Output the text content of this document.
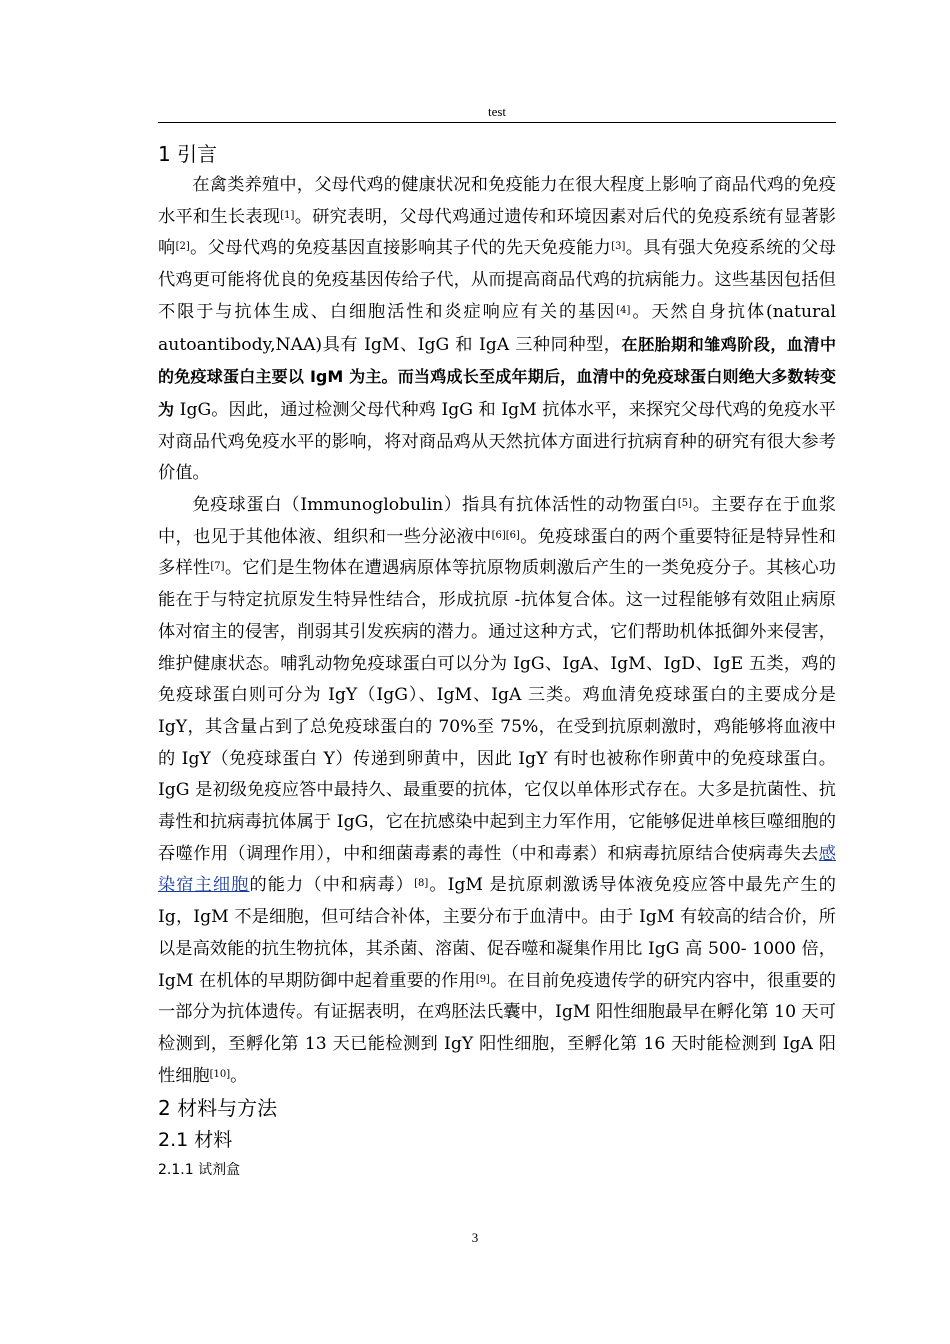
test
1 引言

在禽类养殖中，父母代鸡的健康状况和免疫能力在很大程度上影响了商品代鸡的免疫水平和生长表现[1]。研究表明，父母代鸡通过遗传和环境因素对后代的免疫系统有显著影响[2]。父母代鸡的免疫基因直接影响其子代的先天免疫能力[3]。具有强大免疫系统的父母代鸡更可能将优良的免疫基因传给子代，从而提高商品代鸡的抗病能力。这些基因包括但不限于与抗体生成、白细胞活性和炎症响应有关的基因[4]。天然自身抗体(natural autoantibody,NAA)具有 IgM、IgG 和 IgA 三种同种型，在胚胎期和雏鸡阶段，血清中的免疫球蛋白主要以 IgM 为主。而当鸡成长至成年期后，血清中的免疫球蛋白则绝大多数转变为 IgG。因此，通过检测父母代种鸡 IgG 和 IgM 抗体水平，来探究父母代鸡的免疫水平对商品代鸡免疫水平的影响，将对商品鸡从天然抗体方面进行抗病育种的研究有很大参考价值。

免疫球蛋白（Immunoglobulin）指具有抗体活性的动物蛋白[5]。主要存在于血浆中，也见于其他体液、组织和一些分泌液中[6][6]。免疫球蛋白的两个重要特征是特异性和多样性[7]。它们是生物体在遭遇病原体等抗原物质刺激后产生的一类免疫分子。其核心功能在于与特定抗原发生特异性结合，形成抗原 -抗体复合体。这一过程能够有效阻止病原体对宿主的侵害，削弱其引发疾病的潜力。通过这种方式，它们帮助机体抵御外来侵害，维护健康状态。哺乳动物免疫球蛋白可以分为 IgG、IgA、IgM、IgD、IgE 五类，鸡的免疫球蛋白则可分为 IgY（IgG）、IgM、IgA 三类。鸡血清免疫球蛋白的主要成分是 IgY，其含量占到了总免疫球蛋白的 70%至 75%，在受到抗原刺激时，鸡能够将血液中的 IgY（免疫球蛋白 Y）传递到卵黄中，因此 IgY 有时也被称作卵黄中的免疫球蛋白。IgG 是初级免疫应答中最持久、最重要的抗体，它仅以单体形式存在。大多是抗菌性、抗毒性和抗病毒抗体属于 IgG，它在抗感染中起到主力军作用，它能够促进单核巨噬细胞的吞噬作用（调理作用），中和细菌毒素的毒性（中和毒素）和病毒抗原结合使病毒失去感染宿主细胞的能力（中和病毒）[8]。IgM 是抗原刺激诱导体液免疫应答中最先产生的 Ig，IgM 不是细胞，但可结合补体，主要分布于血清中。由于 IgM 有较高的结合价，所以是高效能的抗生物抗体，其杀菌、溶菌、促吞噬和凝集作用比 IgG 高 500- 1000 倍，IgM 在机体的早期防御中起着重要的作用[9]。在目前免疫遗传学的研究内容中，很重要的一部分为抗体遗传。有证据表明，在鸡胚法氏囊中，IgM 阳性细胞最早在孵化第 10 天可检测到，至孵化第 13 天已能检测到 IgY 阳性细胞，至孵化第 16 天时能检测到 IgA 阳性细胞[10]。

2 材料与方法
2.1 材料
2.1.1 试剂盒
3
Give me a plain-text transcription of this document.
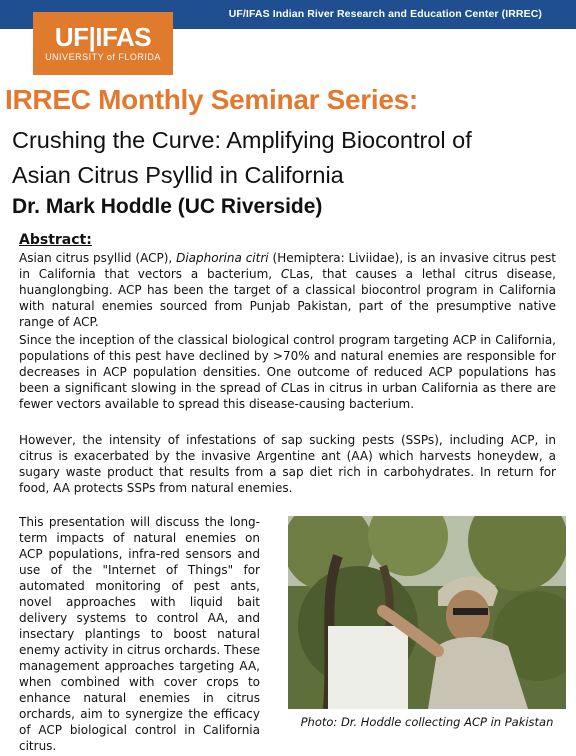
UF/IFAS Indian River Research and Education Center (IRREC)
UF|IFAS
UNIVERSITY of FLORIDA
IRREC Monthly Seminar Series:
Crushing the Curve: Amplifying Biocontrol of
Asian Citrus Psyllid in California
Dr. Mark Hoddle (UC Riverside)
Abstract:

Asian citrus psyllid (ACP), Diaphorina citri (Hemiptera: Liviidae), is an invasive citrus pest in California that vectors a bacterium, CLas, that causes a lethal citrus disease, huanglongbing. ACP has been the target of a classical biocontrol program in California with natural enemies sourced from Punjab Pakistan, part of the presumptive native range of ACP.

Since the inception of the classical biological control program targeting ACP in California, populations of this pest have declined by >70% and natural enemies are responsible for decreases in ACP population densities. One outcome of reduced ACP populations has been a significant slowing in the spread of CLas in citrus in urban California as there are fewer vectors available to spread this disease-causing bacterium.

However, the intensity of infestations of sap sucking pests (SSPs), including ACP, in citrus is exacerbated by the invasive Argentine ant (AA) which harvests honeydew, a sugary waste product that results from a sap diet rich in carbohydrates. In return for food, AA protects SSPs from natural enemies.

This presentation will discuss the long-term impacts of natural enemies on ACP populations, infra-red sensors and use of the "Internet of Things" for automated monitoring of pest ants, novel approaches with liquid bait delivery systems to control AA, and insectary plantings to boost natural enemy activity in citrus orchards. These management approaches targeting AA, when combined with cover crops to enhance natural enemies in citrus orchards, aim to synergize the efficacy of ACP biological control in California citrus.

Photo: Dr. Hoddle collecting ACP in Pakistan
• • • •
■ **Task brief**
When you copy the records above, keep every word exact and leave out the pictures they contain.

■ **Reply to the task**
Output the text content of this document.
test
1 引言

在禽类养殖中，父母代鸡的健康状况和免疫能力在很大程度上影响了商品代鸡的免疫水平和生长表现[1]。研究表明，父母代鸡通过遗传和环境因素对后代的免疫系统有显著影响[2]。父母代鸡的免疫基因直接影响其子代的先天免疫能力[3]。具有强大免疫系统的父母代鸡更可能将优良的免疫基因传给子代，从而提高商品代鸡的抗病能力。这些基因包括但不限于与抗体生成、白细胞活性和炎症响应有关的基因[4]。天然自身抗体(natural autoantibody,NAA)具有 IgM、IgG 和 IgA 三种同种型，在胚胎期和雏鸡阶段，血清中的免疫球蛋白主要以 IgM 为主。而当鸡成长至成年期后，血清中的免疫球蛋白则绝大多数转变为 IgG。因此，通过检测父母代种鸡 IgG 和 IgM 抗体水平，来探究父母代鸡的免疫水平对商品代鸡免疫水平的影响，将对商品鸡从天然抗体方面进行抗病育种的研究有很大参考价值。

免疫球蛋白（Immunoglobulin）指具有抗体活性的动物蛋白[5]。主要存在于血浆中，也见于其他体液、组织和一些分泌液中[6][6]。免疫球蛋白的两个重要特征是特异性和多样性[7]。它们是生物体在遭遇病原体等抗原物质刺激后产生的一类免疫分子。其核心功能在于与特定抗原发生特异性结合，形成抗原 -抗体复合体。这一过程能够有效阻止病原体对宿主的侵害，削弱其引发疾病的潜力。通过这种方式，它们帮助机体抵御外来侵害，维护健康状态。哺乳动物免疫球蛋白可以分为 IgG、IgA、IgM、IgD、IgE 五类，鸡的免疫球蛋白则可分为 IgY（IgG）、IgM、IgA 三类。鸡血清免疫球蛋白的主要成分是 IgY，其含量占到了总免疫球蛋白的 70%至 75%，在受到抗原刺激时，鸡能够将血液中的 IgY（免疫球蛋白 Y）传递到卵黄中，因此 IgY 有时也被称作卵黄中的免疫球蛋白。IgG 是初级免疫应答中最持久、最重要的抗体，它仅以单体形式存在。大多是抗菌性、抗毒性和抗病毒抗体属于 IgG，它在抗感染中起到主力军作用，它能够促进单核巨噬细胞的吞噬作用（调理作用），中和细菌毒素的毒性（中和毒素）和病毒抗原结合使病毒失去感染宿主细胞的能力（中和病毒）[8]。IgM 是抗原刺激诱导体液免疫应答中最先产生的 Ig，IgM 不是细胞，但可结合补体，主要分布于血清中。由于 IgM 有较高的结合价，所以是高效能的抗生物抗体，其杀菌、溶菌、促吞噬和凝集作用比 IgG 高 500- 1000 倍，IgM 在机体的早期防御中起着重要的作用[9]。在目前免疫遗传学的研究内容中，很重要的一部分为抗体遗传。有证据表明，在鸡胚法氏囊中，IgM 阳性细胞最早在孵化第 10 天可检测到，至孵化第 13 天已能检测到 IgY 阳性细胞，至孵化第 16 天时能检测到 IgA 阳性细胞[10]。

2 材料与方法
2.1 材料
2.1.1 试剂盒
3
Give me a plain-text transcription of this document.
UF/IFAS Indian River Research and Education Center (IRREC)
UF|IFAS
UNIVERSITY of FLORIDA
IRREC Monthly Seminar Series:
Crushing the Curve: Amplifying Biocontrol of
Asian Citrus Psyllid in California
Dr. Mark Hoddle (UC Riverside)
Abstract:

Asian citrus psyllid (ACP), Diaphorina citri (Hemiptera: Liviidae), is an invasive citrus pest in California that vectors a bacterium, CLas, that causes a lethal citrus disease, huanglongbing. ACP has been the target of a classical biocontrol program in California with natural enemies sourced from Punjab Pakistan, part of the presumptive native range of ACP.

Since the inception of the classical biological control program targeting ACP in California, populations of this pest have declined by >70% and natural enemies are responsible for decreases in ACP population densities. One outcome of reduced ACP populations has been a significant slowing in the spread of CLas in citrus in urban California as there are fewer vectors available to spread this disease-causing bacterium.

However, the intensity of infestations of sap sucking pests (SSPs), including ACP, in citrus is exacerbated by the invasive Argentine ant (AA) which harvests honeydew, a sugary waste product that results from a sap diet rich in carbohydrates. In return for food, AA protects SSPs from natural enemies.

This presentation will discuss the long-term impacts of natural enemies on ACP populations, infra-red sensors and use of the "Internet of Things" for automated monitoring of pest ants, novel approaches with liquid bait delivery systems to control AA, and insectary plantings to boost natural enemy activity in citrus orchards. These management approaches targeting AA, when combined with cover crops to enhance natural enemies in citrus orchards, aim to synergize the efficacy of ACP biological control in California citrus.

Photo: Dr. Hoddle collecting ACP in Pakistan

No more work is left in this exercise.